▶ _The exercise_
Make an exact copy of each entry, leaving out every picture.

(Saved data entries)
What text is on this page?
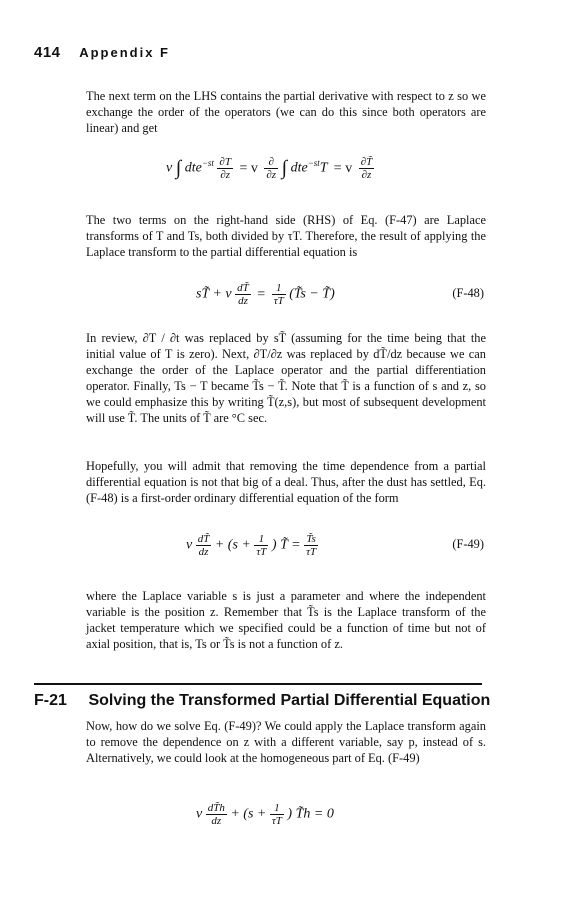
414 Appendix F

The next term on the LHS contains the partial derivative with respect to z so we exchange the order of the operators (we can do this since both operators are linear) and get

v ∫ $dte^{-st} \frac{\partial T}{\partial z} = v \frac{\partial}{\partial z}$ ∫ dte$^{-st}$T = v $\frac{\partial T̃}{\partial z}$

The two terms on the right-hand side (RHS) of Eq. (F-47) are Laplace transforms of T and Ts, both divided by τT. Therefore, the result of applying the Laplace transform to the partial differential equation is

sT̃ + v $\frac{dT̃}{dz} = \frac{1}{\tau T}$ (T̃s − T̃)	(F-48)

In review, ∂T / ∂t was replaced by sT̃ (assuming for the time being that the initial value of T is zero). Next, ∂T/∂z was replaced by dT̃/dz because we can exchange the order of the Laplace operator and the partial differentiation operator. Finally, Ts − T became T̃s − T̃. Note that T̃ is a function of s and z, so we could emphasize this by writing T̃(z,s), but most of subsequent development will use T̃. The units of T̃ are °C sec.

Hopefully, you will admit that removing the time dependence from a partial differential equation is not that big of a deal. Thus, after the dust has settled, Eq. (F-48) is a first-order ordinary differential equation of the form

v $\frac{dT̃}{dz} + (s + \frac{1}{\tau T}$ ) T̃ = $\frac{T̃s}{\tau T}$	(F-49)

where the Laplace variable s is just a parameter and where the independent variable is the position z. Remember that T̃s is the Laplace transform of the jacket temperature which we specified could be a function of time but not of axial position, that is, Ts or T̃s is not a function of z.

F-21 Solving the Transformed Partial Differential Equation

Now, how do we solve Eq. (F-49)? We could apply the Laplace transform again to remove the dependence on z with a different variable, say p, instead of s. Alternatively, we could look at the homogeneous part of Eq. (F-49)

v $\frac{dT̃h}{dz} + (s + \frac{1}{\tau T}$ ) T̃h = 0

▶ _Complete response_
What text is on this page?
414 Appendix F

The next term on the LHS contains the partial derivative with respect to z so we exchange the order of the operators (we can do this since both operators are linear) and get

v ∫ $dte^{-st} \frac{\partial T}{\partial z} = v \frac{\partial}{\partial z}$ ∫ dte$^{-st}$T = v $\frac{\partial T̃}{\partial z}$

The two terms on the right-hand side (RHS) of Eq. (F-47) are Laplace transforms of T and Ts, both divided by τT. Therefore, the result of applying the Laplace transform to the partial differential equation is

sT̃ + v $\frac{dT̃}{dz} = \frac{1}{\tau T}$ (T̃s − T̃)	(F-48)

In review, ∂T / ∂t was replaced by sT̃ (assuming for the time being that the initial value of T is zero). Next, ∂T/∂z was replaced by dT̃/dz because we can exchange the order of the Laplace operator and the partial differentiation operator. Finally, Ts − T became T̃s − T̃. Note that T̃ is a function of s and z, so we could emphasize this by writing T̃(z,s), but most of subsequent development will use T̃. The units of T̃ are °C sec.

Hopefully, you will admit that removing the time dependence from a partial differential equation is not that big of a deal. Thus, after the dust has settled, Eq. (F-48) is a first-order ordinary differential equation of the form

v $\frac{dT̃}{dz} + (s + \frac{1}{\tau T}$ ) T̃ = $\frac{T̃s}{\tau T}$	(F-49)

where the Laplace variable s is just a parameter and where the independent variable is the position z. Remember that T̃s is the Laplace transform of the jacket temperature which we specified could be a function of time but not of axial position, that is, Ts or T̃s is not a function of z.

F-21 Solving the Transformed Partial Differential Equation

Now, how do we solve Eq. (F-49)? We could apply the Laplace transform again to remove the dependence on z with a different variable, say p, instead of s. Alternatively, we could look at the homogeneous part of Eq. (F-49)

v $\frac{dT̃h}{dz} + (s + \frac{1}{\tau T}$ ) T̃h = 0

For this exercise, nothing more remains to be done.